Leave out the pictures and copy every record exactly.

┌──

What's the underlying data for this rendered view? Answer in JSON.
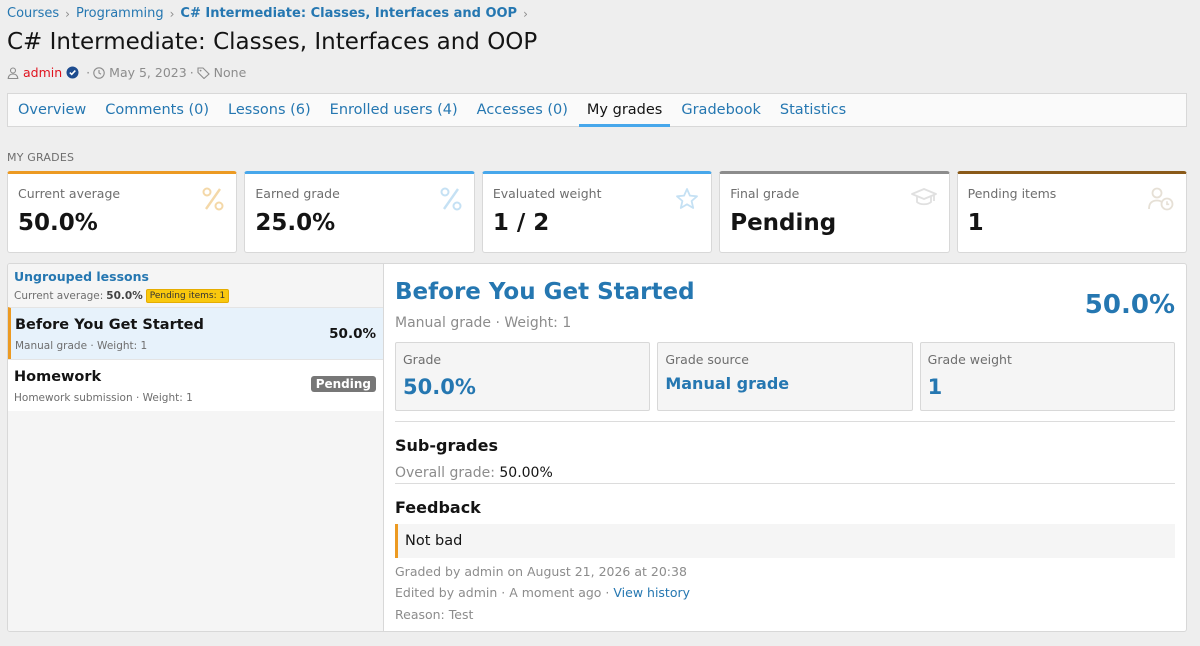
{
  "breadcrumb": [
    "Courses",
    "Programming",
    "C# Intermediate: Classes, Interfaces and OOP"
  ],
  "page_title": "C# Intermediate: Classes, Interfaces and OOP",
  "meta": {
    "author": "admin",
    "date": "May 5, 2023",
    "tags": "None",
    "icons": [
      "user-icon",
      "verified-icon",
      "clock-icon",
      "tag-icon"
    ],
    "author_color": "#e0131f"
  },
  "tabs": [
    {
      "label": "Overview",
      "active": false
    },
    {
      "label": "Comments (0)",
      "active": false
    },
    {
      "label": "Lessons (6)",
      "active": false
    },
    {
      "label": "Enrolled users (4)",
      "active": false
    },
    {
      "label": "Accesses (0)",
      "active": false
    },
    {
      "label": "My grades",
      "active": true
    },
    {
      "label": "Gradebook",
      "active": false
    },
    {
      "label": "Statistics",
      "active": false
    }
  ],
  "section_label": "MY GRADES",
  "cards": [
    {
      "label": "Current average",
      "value": "50.0%",
      "icon": "percent-icon",
      "accent": "#ec9a22"
    },
    {
      "label": "Earned grade",
      "value": "25.0%",
      "icon": "percent-icon",
      "accent": "#47a7eb"
    },
    {
      "label": "Evaluated weight",
      "value": "1 / 2",
      "icon": "star-icon",
      "accent": "#47a7eb"
    },
    {
      "label": "Final grade",
      "value": "Pending",
      "icon": "graduation-cap-icon",
      "accent": "#8c8c8c"
    },
    {
      "label": "Pending items",
      "value": "1",
      "icon": "user-clock-icon",
      "accent": "#8a5a19"
    }
  ],
  "group": {
    "title": "Ungrouped lessons",
    "avg_label": "Current average:",
    "avg_value": "50.0%",
    "pending_badge": "Pending items: 1"
  },
  "lessons": [
    {
      "title": "Before You Get Started",
      "sub": "Manual grade · Weight: 1",
      "value": "50.0%",
      "selected": true
    },
    {
      "title": "Homework",
      "sub": "Homework submission · Weight: 1",
      "badge": "Pending",
      "selected": false
    }
  ],
  "detail": {
    "title": "Before You Get Started",
    "value": "50.0%",
    "sub": "Manual grade · Weight: 1",
    "boxes": [
      {
        "label": "Grade",
        "value": "50.0%"
      },
      {
        "label": "Grade source",
        "value": "Manual grade"
      },
      {
        "label": "Grade weight",
        "value": "1"
      }
    ],
    "subgrades_heading": "Sub-grades",
    "overall_label": "Overall grade:",
    "overall_value": "50.00%",
    "feedback_heading": "Feedback",
    "feedback_text": "Not bad",
    "graded_by": "Graded by admin on August 21, 2026 at 20:38",
    "edited_by": "Edited by admin · A moment ago ·",
    "view_history": "View history",
    "reason": "Reason: Test"
  },
  "colors": {
    "link": "#2577b1",
    "active_tab_underline": "#47a7eb",
    "selected_marker": "#ec9a22",
    "pending_badge": "#777777",
    "pending_items_badge": "#f9c80e"
  }
}
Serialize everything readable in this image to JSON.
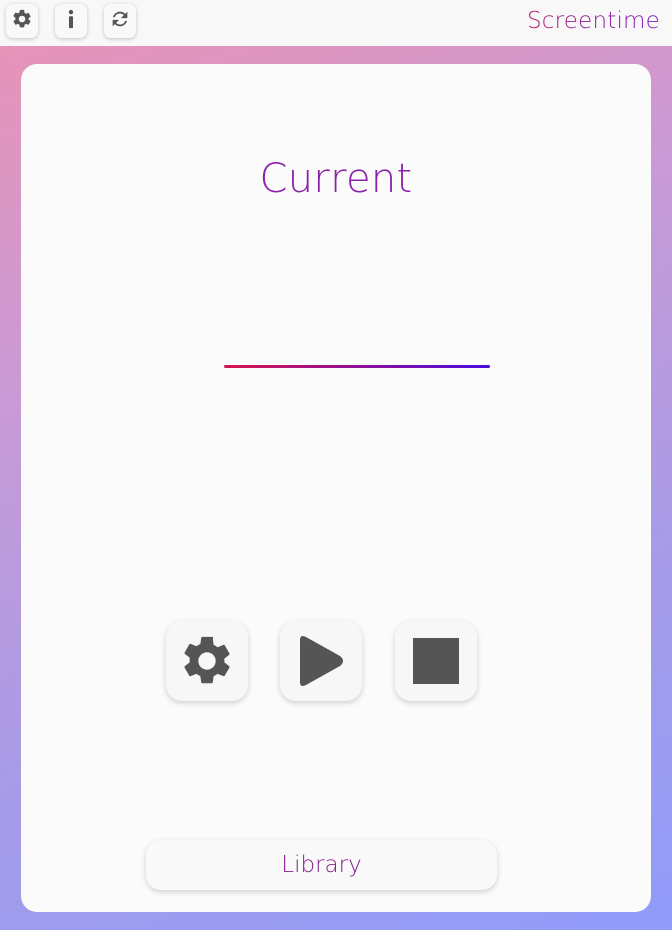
{
  "app": {
    "title": "Screentime"
  },
  "toolbar": {
    "icons": [
      "gear-icon",
      "info-icon",
      "refresh-icon"
    ]
  },
  "card": {
    "heading": "Current",
    "controls": [
      "gear-icon",
      "play-icon",
      "stop-icon"
    ],
    "library_label": "Library"
  },
  "colors": {
    "background_gradient": [
      "#ea93b4",
      "#8f9cfa"
    ],
    "accent_title": "#8a22a8",
    "line_gradient": [
      "#d4164e",
      "#4a0be0"
    ],
    "icon": "#555555"
  }
}
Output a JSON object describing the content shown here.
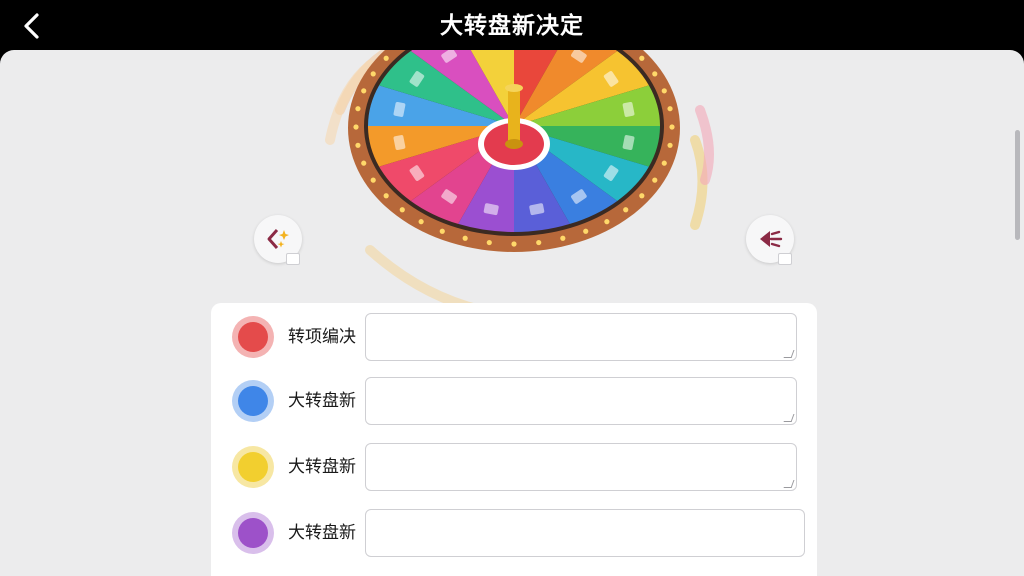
{
  "header": {
    "title": "大转盘新决定",
    "back_icon": "chevron-left-icon"
  },
  "wheel": {
    "segment_colors": [
      "#e9473b",
      "#f08a2c",
      "#f6c330",
      "#8ccf3a",
      "#36b35b",
      "#27b7c7",
      "#3a7fe0",
      "#5a5fd8",
      "#9b4fd1",
      "#e2448f",
      "#ef4a6a",
      "#f39a2a",
      "#4aa3e8",
      "#2fc08a",
      "#d94fbf",
      "#f3d13a"
    ],
    "rim_color": "#b7683a",
    "hub_color": "#e33b4e",
    "pointer_color": "#e8b31c"
  },
  "side_buttons": {
    "left_icon": "magic-sparkle-icon",
    "right_icon": "share-back-icon",
    "accent": "#8b2a45"
  },
  "options": [
    {
      "label": "转项编决",
      "value": "",
      "color": "#e44b4b",
      "ring": "#f4b3b3"
    },
    {
      "label": "大转盘新",
      "value": "",
      "color": "#3f86e8",
      "ring": "#b3cff5"
    },
    {
      "label": "大转盘新",
      "value": "",
      "color": "#f2cf2f",
      "ring": "#f7e7a3"
    },
    {
      "label": "大转盘新",
      "value": "",
      "color": "#9d51c9",
      "ring": "#d9bfeb"
    }
  ]
}
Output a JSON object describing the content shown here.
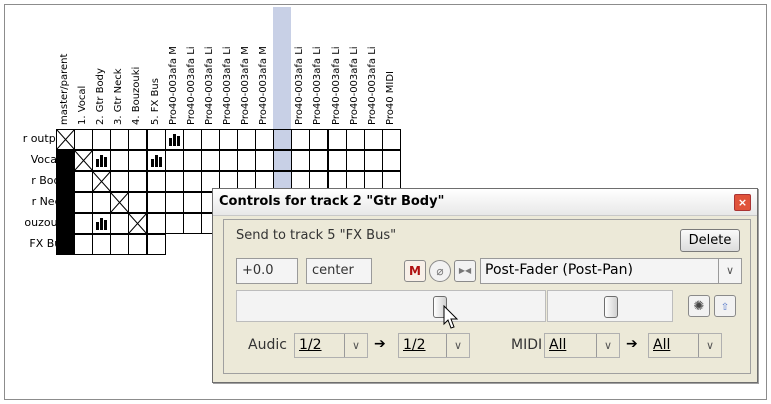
{
  "matrix": {
    "columns": [
      "master/parent",
      "1. Vocal",
      "2. Gtr Body",
      "3. Gtr Neck",
      "4. Bouzouki",
      "5. FX Bus",
      "Pro40-003afa M",
      "Pro40-003afa Li",
      "Pro40-003afa Li",
      "Pro40-003afa Li",
      "Pro40-003afa M",
      "Pro40-003afa M",
      "Pro40-003afa Li",
      "Pro40-003afa Li",
      "Pro40-003afa Li",
      "Pro40-003afa Li",
      "Pro40-003afa Li",
      "Pro40-003afa Li",
      "Pro40 MIDI"
    ],
    "rows": [
      "r output",
      ". Vocal",
      "r Body",
      "r Neck",
      "ouzouki",
      "FX Bus"
    ]
  },
  "dialog": {
    "title": "Controls for track 2 \"Gtr Body\"",
    "close_label": "×",
    "send_label": "Send to track 5 \"FX Bus\"",
    "delete_label": "Delete",
    "volume_value": "+0.0",
    "pan_value": "center",
    "mute_label": "M",
    "phase_label": "⌀",
    "mono_label": "▶◀",
    "mode_value": "Post-Fader (Post-Pan)",
    "audio_label": "Audic",
    "audio_src": "1/2",
    "audio_dst": "1/2",
    "midi_label": "MIDI",
    "midi_src": "All",
    "midi_dst": "All",
    "env_icon": "envelope-icon",
    "fx_icon": "fx-icon"
  }
}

└──

▶ Reply to the exercise
What's the underlying data for this rendered view? Answer in JSON.
{
  "breadcrumb": [
    "Courses",
    "Programming",
    "C# Intermediate: Classes, Interfaces and OOP"
  ],
  "page_title": "C# Intermediate: Classes, Interfaces and OOP",
  "meta": {
    "author": "admin",
    "date": "May 5, 2023",
    "tags": "None",
    "icons": [
      "user-icon",
      "verified-icon",
      "clock-icon",
      "tag-icon"
    ],
    "author_color": "#e0131f"
  },
  "tabs": [
    {
      "label": "Overview",
      "active": false
    },
    {
      "label": "Comments (0)",
      "active": false
    },
    {
      "label": "Lessons (6)",
      "active": false
    },
    {
      "label": "Enrolled users (4)",
      "active": false
    },
    {
      "label": "Accesses (0)",
      "active": false
    },
    {
      "label": "My grades",
      "active": true
    },
    {
      "label": "Gradebook",
      "active": false
    },
    {
      "label": "Statistics",
      "active": false
    }
  ],
  "section_label": "MY GRADES",
  "cards": [
    {
      "label": "Current average",
      "value": "50.0%",
      "icon": "percent-icon",
      "accent": "#ec9a22"
    },
    {
      "label": "Earned grade",
      "value": "25.0%",
      "icon": "percent-icon",
      "accent": "#47a7eb"
    },
    {
      "label": "Evaluated weight",
      "value": "1 / 2",
      "icon": "star-icon",
      "accent": "#47a7eb"
    },
    {
      "label": "Final grade",
      "value": "Pending",
      "icon": "graduation-cap-icon",
      "accent": "#8c8c8c"
    },
    {
      "label": "Pending items",
      "value": "1",
      "icon": "user-clock-icon",
      "accent": "#8a5a19"
    }
  ],
  "group": {
    "title": "Ungrouped lessons",
    "avg_label": "Current average:",
    "avg_value": "50.0%",
    "pending_badge": "Pending items: 1"
  },
  "lessons": [
    {
      "title": "Before You Get Started",
      "sub": "Manual grade · Weight: 1",
      "value": "50.0%",
      "selected": true
    },
    {
      "title": "Homework",
      "sub": "Homework submission · Weight: 1",
      "badge": "Pending",
      "selected": false
    }
  ],
  "detail": {
    "title": "Before You Get Started",
    "value": "50.0%",
    "sub": "Manual grade · Weight: 1",
    "boxes": [
      {
        "label": "Grade",
        "value": "50.0%"
      },
      {
        "label": "Grade source",
        "value": "Manual grade"
      },
      {
        "label": "Grade weight",
        "value": "1"
      }
    ],
    "subgrades_heading": "Sub-grades",
    "overall_label": "Overall grade:",
    "overall_value": "50.00%",
    "feedback_heading": "Feedback",
    "feedback_text": "Not bad",
    "graded_by": "Graded by admin on August 21, 2026 at 20:38",
    "edited_by": "Edited by admin · A moment ago ·",
    "view_history": "View history",
    "reason": "Reason: Test"
  },
  "colors": {
    "link": "#2577b1",
    "active_tab_underline": "#47a7eb",
    "selected_marker": "#ec9a22",
    "pending_badge": "#777777",
    "pending_items_badge": "#f9c80e"
  }
}
Serialize everything readable in this image to JSON.
{
  "app": {
    "title": "Screentime"
  },
  "toolbar": {
    "icons": [
      "gear-icon",
      "info-icon",
      "refresh-icon"
    ]
  },
  "card": {
    "heading": "Current",
    "controls": [
      "gear-icon",
      "play-icon",
      "stop-icon"
    ],
    "library_label": "Library"
  },
  "colors": {
    "background_gradient": [
      "#ea93b4",
      "#8f9cfa"
    ],
    "accent_title": "#8a22a8",
    "line_gradient": [
      "#d4164e",
      "#4a0be0"
    ],
    "icon": "#555555"
  }
}
Output a JSON object describing the content shown here.
{
  "header": {
    "title": "大转盘新决定",
    "back_icon": "chevron-left-icon"
  },
  "wheel": {
    "segment_colors": [
      "#e9473b",
      "#f08a2c",
      "#f6c330",
      "#8ccf3a",
      "#36b35b",
      "#27b7c7",
      "#3a7fe0",
      "#5a5fd8",
      "#9b4fd1",
      "#e2448f",
      "#ef4a6a",
      "#f39a2a",
      "#4aa3e8",
      "#2fc08a",
      "#d94fbf",
      "#f3d13a"
    ],
    "rim_color": "#b7683a",
    "hub_color": "#e33b4e",
    "pointer_color": "#e8b31c"
  },
  "side_buttons": {
    "left_icon": "magic-sparkle-icon",
    "right_icon": "share-back-icon",
    "accent": "#8b2a45"
  },
  "options": [
    {
      "label": "转项编决",
      "value": "",
      "color": "#e44b4b",
      "ring": "#f4b3b3"
    },
    {
      "label": "大转盘新",
      "value": "",
      "color": "#3f86e8",
      "ring": "#b3cff5"
    },
    {
      "label": "大转盘新",
      "value": "",
      "color": "#f2cf2f",
      "ring": "#f7e7a3"
    },
    {
      "label": "大转盘新",
      "value": "",
      "color": "#9d51c9",
      "ring": "#d9bfeb"
    }
  ]
}
Output a JSON object describing the content shown here.
{
  "matrix": {
    "columns": [
      "master/parent",
      "1. Vocal",
      "2. Gtr Body",
      "3. Gtr Neck",
      "4. Bouzouki",
      "5. FX Bus",
      "Pro40-003afa M",
      "Pro40-003afa Li",
      "Pro40-003afa Li",
      "Pro40-003afa Li",
      "Pro40-003afa M",
      "Pro40-003afa M",
      "Pro40-003afa Li",
      "Pro40-003afa Li",
      "Pro40-003afa Li",
      "Pro40-003afa Li",
      "Pro40-003afa Li",
      "Pro40-003afa Li",
      "Pro40 MIDI"
    ],
    "rows": [
      "r output",
      ". Vocal",
      "r Body",
      "r Neck",
      "ouzouki",
      "FX Bus"
    ]
  },
  "dialog": {
    "title": "Controls for track 2 \"Gtr Body\"",
    "close_label": "×",
    "send_label": "Send to track 5 \"FX Bus\"",
    "delete_label": "Delete",
    "volume_value": "+0.0",
    "pan_value": "center",
    "mute_label": "M",
    "phase_label": "⌀",
    "mono_label": "▶◀",
    "mode_value": "Post-Fader (Post-Pan)",
    "audio_label": "Audic",
    "audio_src": "1/2",
    "audio_dst": "1/2",
    "midi_label": "MIDI",
    "midi_src": "All",
    "midi_dst": "All",
    "env_icon": "envelope-icon",
    "fx_icon": "fx-icon"
  }
}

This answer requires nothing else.